EXERCISE INSTRUCTIONS: Each record that follows should be repeated exactly, minus any images.

═══ MATERIAL TO PROCESS ═══

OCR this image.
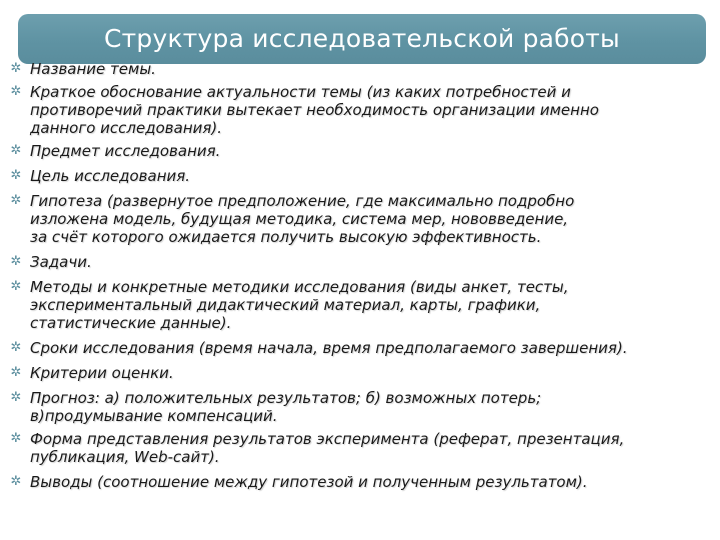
Структура исследовательской работы
✲ Название темы.
✲ Краткое обоснование актуальности темы (из каких потребностей и
противоречий практики вытекает необходимость организации именно
данного исследования).
✲ Предмет исследования.
✲ Цель исследования.
✲ Гипотеза (развернутое предположение, где максимально подробно
изложена модель, будущая методика, система мер, нововведение,
за счёт которого ожидается получить высокую эффективность.
✲ Задачи.
✲ Методы и конкретные методики исследования (виды анкет, тесты,
экспериментальный дидактический материал, карты, графики,
статистические данные).
✲ Сроки исследования (время начала, время предполагаемого завершения).
✲ Критерии оценки.
✲ Прогноз: а) положительных результатов; б) возможных потерь;
в)продумывание компенсаций.
✲ Форма представления результатов эксперимента (реферат, презентация,
публикация, Web-сайт).
✲ Выводы (соотношение между гипотезой и полученным результатом).
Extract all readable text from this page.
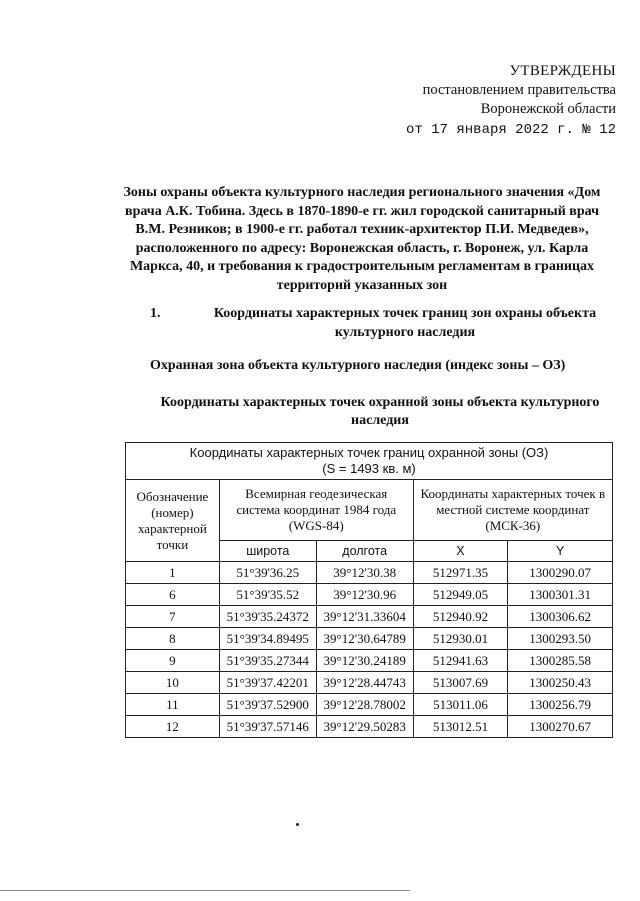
УТВЕРЖДЕНЫ
постановлением правительства
Воронежской области
от 17 января 2022 г. № 12
Зоны охраны объекта культурного наследия регионального значения «Дом врача А.К. Тобина. Здесь в 1870-1890-е гг. жил городской санитарный врач В.М. Резников; в 1900-е гг. работал техник-архитектор П.И. Медведев», расположенного по адресу: Воронежская область, г. Воронеж, ул. Карла Маркса, 40, и требования к градостроительным регламентам в границах территорий указанных зон
1.	Координаты характерных точек границ зон охраны объекта культурного наследия
Охранная зона объекта культурного наследия (индекс зоны – ОЗ)
Координаты характерных точек охранной зоны объекта культурного наследия
Координаты характерных точек границ охранной зоны (ОЗ)
(S = 1493 кв. м)				

Обозначение (номер) характерной точки	Всемирная геодезическая система координат 1984 года (WGS-84)		Координаты характерных точек в местной системе координат (МСК-36)	
	широта	долгота	X	Y
1	51°39'36.25	39°12'30.38	512971.35	1300290.07
6	51°39'35.52	39°12'30.96	512949.05	1300301.31
7	51°39'35.24372	39°12'31.33604	512940.92	1300306.62
8	51°39'34.89495	39°12'30.64789	512930.01	1300293.50
9	51°39'35.27344	39°12'30.24189	512941.63	1300285.58
10	51°39'37.42201	39°12'28.44743	513007.69	1300250.43
11	51°39'37.52900	39°12'28.78002	513011.06	1300256.79
12	51°39'37.57146	39°12'29.50283	513012.51	1300270.67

═══

EXERCISE RESPONSE:
OCR this image.
Структура исследовательской работы
✲ Название темы.
✲ Краткое обоснование актуальности темы (из каких потребностей и
противоречий практики вытекает необходимость организации именно
данного исследования).
✲ Предмет исследования.
✲ Цель исследования.
✲ Гипотеза (развернутое предположение, где максимально подробно
изложена модель, будущая методика, система мер, нововведение,
за счёт которого ожидается получить высокую эффективность.
✲ Задачи.
✲ Методы и конкретные методики исследования (виды анкет, тесты,
экспериментальный дидактический материал, карты, графики,
статистические данные).
✲ Сроки исследования (время начала, время предполагаемого завершения).
✲ Критерии оценки.
✲ Прогноз: а) положительных результатов; б) возможных потерь;
в)продумывание компенсаций.
✲ Форма представления результатов эксперимента (реферат, презентация,
публикация, Web-сайт).
✲ Выводы (соотношение между гипотезой и полученным результатом).
Extract all readable text from this page.
УТВЕРЖДЕНЫ
постановлением правительства
Воронежской области
от 17 января 2022 г. № 12
Зоны охраны объекта культурного наследия регионального значения «Дом врача А.К. Тобина. Здесь в 1870-1890-е гг. жил городской санитарный врач В.М. Резников; в 1900-е гг. работал техник-архитектор П.И. Медведев», расположенного по адресу: Воронежская область, г. Воронеж, ул. Карла Маркса, 40, и требования к градостроительным регламентам в границах территорий указанных зон
1.	Координаты характерных точек границ зон охраны объекта культурного наследия
Охранная зона объекта культурного наследия (индекс зоны – ОЗ)
Координаты характерных точек охранной зоны объекта культурного наследия
Координаты характерных точек границ охранной зоны (ОЗ)
(S = 1493 кв. м)				

Обозначение (номер) характерной точки	Всемирная геодезическая система координат 1984 года (WGS-84)		Координаты характерных точек в местной системе координат (МСК-36)	
	широта	долгота	X	Y
1	51°39'36.25	39°12'30.38	512971.35	1300290.07
6	51°39'35.52	39°12'30.96	512949.05	1300301.31
7	51°39'35.24372	39°12'31.33604	512940.92	1300306.62
8	51°39'34.89495	39°12'30.64789	512930.01	1300293.50
9	51°39'35.27344	39°12'30.24189	512941.63	1300285.58
10	51°39'37.42201	39°12'28.44743	513007.69	1300250.43
11	51°39'37.52900	39°12'28.78002	513011.06	1300256.79
12	51°39'37.57146	39°12'29.50283	513012.51	1300270.67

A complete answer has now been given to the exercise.